--- BEGIN ---
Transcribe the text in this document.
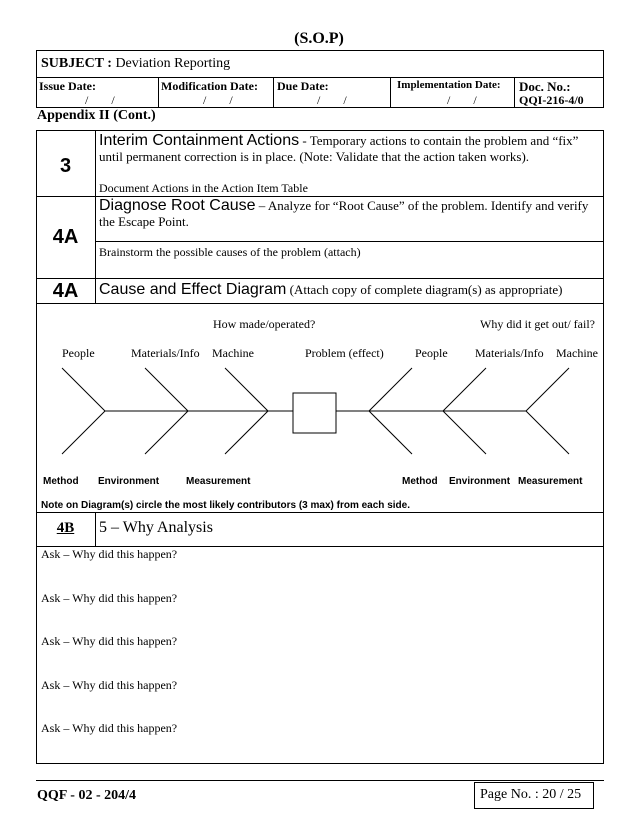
(S.O.P)
SUBJECT : Deviation Reporting
Issue Date:
/ /
Modification Date:
/ /
Due Date:
/ /
Implementation Date:
/ /
Doc. No.:
QQI-216-4/0
Appendix II (Cont.)
3
Interim Containment Actions - Temporary actions to contain the problem and “fix” until permanent correction is in place. (Note: Validate that the action taken works).
Document Actions in the Action Item Table
4A
Diagnose Root Cause – Analyze for “Root Cause” of the problem. Identify and verify the Escape Point.
Brainstorm the possible causes of the problem (attach)
4A	Cause and Effect Diagram (Attach copy of complete diagram(s) as appropriate)
How made/operated?	Why did it get out/ fail?
People	Materials/Info Machine	Problem (effect)	People Materials/Info Machine
Method Environment	Measurement	Method Environment Measurement
Note on Diagram(s) circle the most likely contributors (3 max) from each side.
4B	5 – Why Analysis
Ask – Why did this happen?
Ask – Why did this happen?
Ask – Why did this happen?
Ask – Why did this happen?
Ask – Why did this happen?
QQF - 02 - 204/4	Page No. : 20 / 25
--- END ---
EXERCISE
From the records given above, reproduce all text exactly and exclude each picture.

SOLUTION BELOW
Transcribe the text in this document.
(S.O.P)
SUBJECT : Deviation Reporting
Issue Date:
/ /
Modification Date:
/ /
Due Date:
/ /
Implementation Date:
/ /
Doc. No.:
QQI-216-4/0
Appendix II (Cont.)
3
Interim Containment Actions - Temporary actions to contain the problem and “fix” until permanent correction is in place. (Note: Validate that the action taken works).
Document Actions in the Action Item Table
4A
Diagnose Root Cause – Analyze for “Root Cause” of the problem. Identify and verify the Escape Point.
Brainstorm the possible causes of the problem (attach)
4A	Cause and Effect Diagram (Attach copy of complete diagram(s) as appropriate)
How made/operated?	Why did it get out/ fail?
People	Materials/Info Machine	Problem (effect)	People Materials/Info Machine
Method Environment	Measurement	Method Environment Measurement
Note on Diagram(s) circle the most likely contributors (3 max) from each side.
4B	5 – Why Analysis
Ask – Why did this happen?
Ask – Why did this happen?
Ask – Why did this happen?
Ask – Why did this happen?
Ask – Why did this happen?
QQF - 02 - 204/4	Page No. : 20 / 25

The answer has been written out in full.